Collection entries
━━━━━━━━━━━━━━━━━━━━━━━━━━━━━━

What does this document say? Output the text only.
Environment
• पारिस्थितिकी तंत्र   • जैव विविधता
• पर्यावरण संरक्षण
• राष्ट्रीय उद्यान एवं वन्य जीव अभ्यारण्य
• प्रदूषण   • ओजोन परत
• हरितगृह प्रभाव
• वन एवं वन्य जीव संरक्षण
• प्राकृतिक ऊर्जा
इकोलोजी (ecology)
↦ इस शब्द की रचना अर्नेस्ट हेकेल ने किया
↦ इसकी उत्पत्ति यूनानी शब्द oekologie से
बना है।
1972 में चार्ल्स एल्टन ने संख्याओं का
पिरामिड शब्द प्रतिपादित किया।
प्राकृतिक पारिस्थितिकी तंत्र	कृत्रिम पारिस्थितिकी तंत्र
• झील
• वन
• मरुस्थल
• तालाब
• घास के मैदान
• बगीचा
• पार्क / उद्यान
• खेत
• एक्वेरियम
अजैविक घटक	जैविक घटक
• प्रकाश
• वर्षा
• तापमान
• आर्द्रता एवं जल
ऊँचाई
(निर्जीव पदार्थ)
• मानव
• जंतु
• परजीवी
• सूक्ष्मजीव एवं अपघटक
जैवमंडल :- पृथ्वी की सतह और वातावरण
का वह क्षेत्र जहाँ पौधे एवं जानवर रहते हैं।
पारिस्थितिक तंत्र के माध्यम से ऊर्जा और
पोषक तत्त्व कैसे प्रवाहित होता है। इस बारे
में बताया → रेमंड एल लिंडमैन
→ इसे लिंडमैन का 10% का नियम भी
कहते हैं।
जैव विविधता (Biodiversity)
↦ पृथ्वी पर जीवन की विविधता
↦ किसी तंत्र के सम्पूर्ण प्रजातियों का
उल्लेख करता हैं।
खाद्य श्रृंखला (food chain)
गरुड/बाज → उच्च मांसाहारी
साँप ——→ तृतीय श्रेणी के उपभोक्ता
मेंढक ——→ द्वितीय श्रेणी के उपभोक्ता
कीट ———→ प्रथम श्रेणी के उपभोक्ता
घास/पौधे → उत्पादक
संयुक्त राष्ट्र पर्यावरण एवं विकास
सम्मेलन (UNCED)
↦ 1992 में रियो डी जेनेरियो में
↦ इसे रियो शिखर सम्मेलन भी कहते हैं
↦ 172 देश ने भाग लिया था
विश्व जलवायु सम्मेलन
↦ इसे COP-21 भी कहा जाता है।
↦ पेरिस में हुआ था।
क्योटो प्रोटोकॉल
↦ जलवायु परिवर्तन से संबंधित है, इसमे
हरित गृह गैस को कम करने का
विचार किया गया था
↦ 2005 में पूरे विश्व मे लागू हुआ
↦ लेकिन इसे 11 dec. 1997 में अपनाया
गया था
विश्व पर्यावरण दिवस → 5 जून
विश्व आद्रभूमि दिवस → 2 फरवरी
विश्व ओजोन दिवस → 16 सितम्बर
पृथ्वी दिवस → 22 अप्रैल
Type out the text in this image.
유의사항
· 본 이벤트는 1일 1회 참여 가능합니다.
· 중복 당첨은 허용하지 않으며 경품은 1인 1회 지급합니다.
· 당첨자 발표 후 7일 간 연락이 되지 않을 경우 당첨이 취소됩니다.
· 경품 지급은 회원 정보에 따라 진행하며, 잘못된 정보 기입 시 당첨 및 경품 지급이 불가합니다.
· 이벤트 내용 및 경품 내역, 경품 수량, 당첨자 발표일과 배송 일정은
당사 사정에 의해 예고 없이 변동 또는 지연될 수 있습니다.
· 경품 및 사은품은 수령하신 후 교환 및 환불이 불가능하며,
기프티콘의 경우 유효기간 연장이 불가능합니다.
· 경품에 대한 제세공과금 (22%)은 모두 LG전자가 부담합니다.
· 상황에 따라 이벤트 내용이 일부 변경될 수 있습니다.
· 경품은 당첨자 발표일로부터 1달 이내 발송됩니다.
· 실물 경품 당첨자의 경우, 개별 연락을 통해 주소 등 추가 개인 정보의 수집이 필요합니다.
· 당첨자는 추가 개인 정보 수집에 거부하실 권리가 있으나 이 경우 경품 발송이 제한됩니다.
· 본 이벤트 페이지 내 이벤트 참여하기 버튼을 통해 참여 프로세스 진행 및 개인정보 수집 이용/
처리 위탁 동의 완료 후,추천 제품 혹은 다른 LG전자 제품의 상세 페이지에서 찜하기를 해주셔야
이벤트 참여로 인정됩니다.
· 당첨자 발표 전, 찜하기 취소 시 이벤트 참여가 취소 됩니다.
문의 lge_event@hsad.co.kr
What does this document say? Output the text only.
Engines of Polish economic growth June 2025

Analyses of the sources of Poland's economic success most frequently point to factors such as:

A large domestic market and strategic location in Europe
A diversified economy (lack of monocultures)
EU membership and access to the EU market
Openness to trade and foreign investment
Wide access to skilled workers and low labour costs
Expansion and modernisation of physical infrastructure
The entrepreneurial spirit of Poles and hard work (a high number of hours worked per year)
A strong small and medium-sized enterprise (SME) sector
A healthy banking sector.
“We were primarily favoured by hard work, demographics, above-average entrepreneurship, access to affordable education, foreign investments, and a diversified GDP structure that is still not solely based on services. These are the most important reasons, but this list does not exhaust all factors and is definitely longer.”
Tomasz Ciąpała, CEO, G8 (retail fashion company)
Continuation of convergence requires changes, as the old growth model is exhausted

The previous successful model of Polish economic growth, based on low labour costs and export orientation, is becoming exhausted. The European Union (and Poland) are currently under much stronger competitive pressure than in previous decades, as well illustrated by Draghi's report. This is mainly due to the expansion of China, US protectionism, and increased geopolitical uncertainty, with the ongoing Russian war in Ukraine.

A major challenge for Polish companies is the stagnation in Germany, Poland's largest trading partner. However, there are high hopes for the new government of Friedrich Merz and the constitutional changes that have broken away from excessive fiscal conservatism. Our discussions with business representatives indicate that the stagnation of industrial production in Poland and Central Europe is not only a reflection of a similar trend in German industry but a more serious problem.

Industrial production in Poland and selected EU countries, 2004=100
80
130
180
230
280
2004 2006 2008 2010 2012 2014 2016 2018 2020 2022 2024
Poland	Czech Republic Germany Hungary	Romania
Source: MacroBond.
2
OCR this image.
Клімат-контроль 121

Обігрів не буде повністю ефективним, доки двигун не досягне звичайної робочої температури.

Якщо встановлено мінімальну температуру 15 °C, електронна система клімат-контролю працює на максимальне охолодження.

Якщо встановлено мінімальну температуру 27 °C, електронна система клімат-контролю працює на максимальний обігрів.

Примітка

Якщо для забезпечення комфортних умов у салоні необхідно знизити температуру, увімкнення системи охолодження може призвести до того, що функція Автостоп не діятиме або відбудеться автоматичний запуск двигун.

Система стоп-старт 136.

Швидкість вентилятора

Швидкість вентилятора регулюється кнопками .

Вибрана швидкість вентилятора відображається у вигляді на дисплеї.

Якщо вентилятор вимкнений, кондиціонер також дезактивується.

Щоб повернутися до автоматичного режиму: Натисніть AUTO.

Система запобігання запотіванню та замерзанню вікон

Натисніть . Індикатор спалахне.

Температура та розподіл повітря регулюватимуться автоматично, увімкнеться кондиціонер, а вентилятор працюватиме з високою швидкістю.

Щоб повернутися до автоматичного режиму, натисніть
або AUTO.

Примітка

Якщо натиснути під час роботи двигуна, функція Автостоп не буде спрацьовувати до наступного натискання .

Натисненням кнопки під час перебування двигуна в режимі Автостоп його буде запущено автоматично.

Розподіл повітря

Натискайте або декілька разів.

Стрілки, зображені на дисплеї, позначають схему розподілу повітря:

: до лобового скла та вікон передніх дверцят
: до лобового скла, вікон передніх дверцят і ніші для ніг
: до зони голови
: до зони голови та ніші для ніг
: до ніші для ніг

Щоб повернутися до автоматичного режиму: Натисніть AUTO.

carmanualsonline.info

━━━━━━━━━━━━━━━━━━━━━━━━━━━━━━

§ **Set problem**
The records above should be restated word for word, please.

§ **Result**
What does this document say? Output the text only.
Environment
• पारिस्थितिकी तंत्र   • जैव विविधता
• पर्यावरण संरक्षण
• राष्ट्रीय उद्यान एवं वन्य जीव अभ्यारण्य
• प्रदूषण   • ओजोन परत
• हरितगृह प्रभाव
• वन एवं वन्य जीव संरक्षण
• प्राकृतिक ऊर्जा
इकोलोजी (ecology)
↦ इस शब्द की रचना अर्नेस्ट हेकेल ने किया
↦ इसकी उत्पत्ति यूनानी शब्द oekologie से
बना है।
1972 में चार्ल्स एल्टन ने संख्याओं का
पिरामिड शब्द प्रतिपादित किया।
प्राकृतिक पारिस्थितिकी तंत्र	कृत्रिम पारिस्थितिकी तंत्र
• झील
• वन
• मरुस्थल
• तालाब
• घास के मैदान
• बगीचा
• पार्क / उद्यान
• खेत
• एक्वेरियम
अजैविक घटक	जैविक घटक
• प्रकाश
• वर्षा
• तापमान
• आर्द्रता एवं जल
ऊँचाई
(निर्जीव पदार्थ)
• मानव
• जंतु
• परजीवी
• सूक्ष्मजीव एवं अपघटक
जैवमंडल :- पृथ्वी की सतह और वातावरण
का वह क्षेत्र जहाँ पौधे एवं जानवर रहते हैं।
पारिस्थितिक तंत्र के माध्यम से ऊर्जा और
पोषक तत्त्व कैसे प्रवाहित होता है। इस बारे
में बताया → रेमंड एल लिंडमैन
→ इसे लिंडमैन का 10% का नियम भी
कहते हैं।
जैव विविधता (Biodiversity)
↦ पृथ्वी पर जीवन की विविधता
↦ किसी तंत्र के सम्पूर्ण प्रजातियों का
उल्लेख करता हैं।
खाद्य श्रृंखला (food chain)
गरुड/बाज → उच्च मांसाहारी
साँप ——→ तृतीय श्रेणी के उपभोक्ता
मेंढक ——→ द्वितीय श्रेणी के उपभोक्ता
कीट ———→ प्रथम श्रेणी के उपभोक्ता
घास/पौधे → उत्पादक
संयुक्त राष्ट्र पर्यावरण एवं विकास
सम्मेलन (UNCED)
↦ 1992 में रियो डी जेनेरियो में
↦ इसे रियो शिखर सम्मेलन भी कहते हैं
↦ 172 देश ने भाग लिया था
विश्व जलवायु सम्मेलन
↦ इसे COP-21 भी कहा जाता है।
↦ पेरिस में हुआ था।
क्योटो प्रोटोकॉल
↦ जलवायु परिवर्तन से संबंधित है, इसमे
हरित गृह गैस को कम करने का
विचार किया गया था
↦ 2005 में पूरे विश्व मे लागू हुआ
↦ लेकिन इसे 11 dec. 1997 में अपनाया
गया था
विश्व पर्यावरण दिवस → 5 जून
विश्व आद्रभूमि दिवस → 2 फरवरी
विश्व ओजोन दिवस → 16 सितम्बर
पृथ्वी दिवस → 22 अप्रैल
Type out the text in this image.
유의사항
· 본 이벤트는 1일 1회 참여 가능합니다.
· 중복 당첨은 허용하지 않으며 경품은 1인 1회 지급합니다.
· 당첨자 발표 후 7일 간 연락이 되지 않을 경우 당첨이 취소됩니다.
· 경품 지급은 회원 정보에 따라 진행하며, 잘못된 정보 기입 시 당첨 및 경품 지급이 불가합니다.
· 이벤트 내용 및 경품 내역, 경품 수량, 당첨자 발표일과 배송 일정은
당사 사정에 의해 예고 없이 변동 또는 지연될 수 있습니다.
· 경품 및 사은품은 수령하신 후 교환 및 환불이 불가능하며,
기프티콘의 경우 유효기간 연장이 불가능합니다.
· 경품에 대한 제세공과금 (22%)은 모두 LG전자가 부담합니다.
· 상황에 따라 이벤트 내용이 일부 변경될 수 있습니다.
· 경품은 당첨자 발표일로부터 1달 이내 발송됩니다.
· 실물 경품 당첨자의 경우, 개별 연락을 통해 주소 등 추가 개인 정보의 수집이 필요합니다.
· 당첨자는 추가 개인 정보 수집에 거부하실 권리가 있으나 이 경우 경품 발송이 제한됩니다.
· 본 이벤트 페이지 내 이벤트 참여하기 버튼을 통해 참여 프로세스 진행 및 개인정보 수집 이용/
처리 위탁 동의 완료 후,추천 제품 혹은 다른 LG전자 제품의 상세 페이지에서 찜하기를 해주셔야
이벤트 참여로 인정됩니다.
· 당첨자 발표 전, 찜하기 취소 시 이벤트 참여가 취소 됩니다.
문의 lge_event@hsad.co.kr
What does this document say? Output the text only.
Engines of Polish economic growth June 2025

Analyses of the sources of Poland's economic success most frequently point to factors such as:

A large domestic market and strategic location in Europe
A diversified economy (lack of monocultures)
EU membership and access to the EU market
Openness to trade and foreign investment
Wide access to skilled workers and low labour costs
Expansion and modernisation of physical infrastructure
The entrepreneurial spirit of Poles and hard work (a high number of hours worked per year)
A strong small and medium-sized enterprise (SME) sector
A healthy banking sector.
“We were primarily favoured by hard work, demographics, above-average entrepreneurship, access to affordable education, foreign investments, and a diversified GDP structure that is still not solely based on services. These are the most important reasons, but this list does not exhaust all factors and is definitely longer.”
Tomasz Ciąpała, CEO, G8 (retail fashion company)
Continuation of convergence requires changes, as the old growth model is exhausted

The previous successful model of Polish economic growth, based on low labour costs and export orientation, is becoming exhausted. The European Union (and Poland) are currently under much stronger competitive pressure than in previous decades, as well illustrated by Draghi's report. This is mainly due to the expansion of China, US protectionism, and increased geopolitical uncertainty, with the ongoing Russian war in Ukraine.

A major challenge for Polish companies is the stagnation in Germany, Poland's largest trading partner. However, there are high hopes for the new government of Friedrich Merz and the constitutional changes that have broken away from excessive fiscal conservatism. Our discussions with business representatives indicate that the stagnation of industrial production in Poland and Central Europe is not only a reflection of a similar trend in German industry but a more serious problem.

Industrial production in Poland and selected EU countries, 2004=100
80
130
180
230
280
2004 2006 2008 2010 2012 2014 2016 2018 2020 2022 2024
Poland	Czech Republic Germany Hungary	Romania
Source: MacroBond.
2
OCR this image.
Клімат-контроль 121

Обігрів не буде повністю ефективним, доки двигун не досягне звичайної робочої температури.

Якщо встановлено мінімальну температуру 15 °C, електронна система клімат-контролю працює на максимальне охолодження.

Якщо встановлено мінімальну температуру 27 °C, електронна система клімат-контролю працює на максимальний обігрів.

Примітка

Якщо для забезпечення комфортних умов у салоні необхідно знизити температуру, увімкнення системи охолодження може призвести до того, що функція Автостоп не діятиме або відбудеться автоматичний запуск двигун.

Система стоп-старт 136.

Швидкість вентилятора

Швидкість вентилятора регулюється кнопками .

Вибрана швидкість вентилятора відображається у вигляді на дисплеї.

Якщо вентилятор вимкнений, кондиціонер також дезактивується.

Щоб повернутися до автоматичного режиму: Натисніть AUTO.

Система запобігання запотіванню та замерзанню вікон

Натисніть . Індикатор спалахне.

Температура та розподіл повітря регулюватимуться автоматично, увімкнеться кондиціонер, а вентилятор працюватиме з високою швидкістю.

Щоб повернутися до автоматичного режиму, натисніть
або AUTO.

Примітка

Якщо натиснути під час роботи двигуна, функція Автостоп не буде спрацьовувати до наступного натискання .

Натисненням кнопки під час перебування двигуна в режимі Автостоп його буде запущено автоматично.

Розподіл повітря

Натискайте або декілька разів.

Стрілки, зображені на дисплеї, позначають схему розподілу повітря:

: до лобового скла та вікон передніх дверцят
: до лобового скла, вікон передніх дверцят і ніші для ніг
: до зони голови
: до зони голови та ніші для ніг
: до ніші для ніг

Щоб повернутися до автоматичного режиму: Натисніть AUTO.

carmanualsonline.info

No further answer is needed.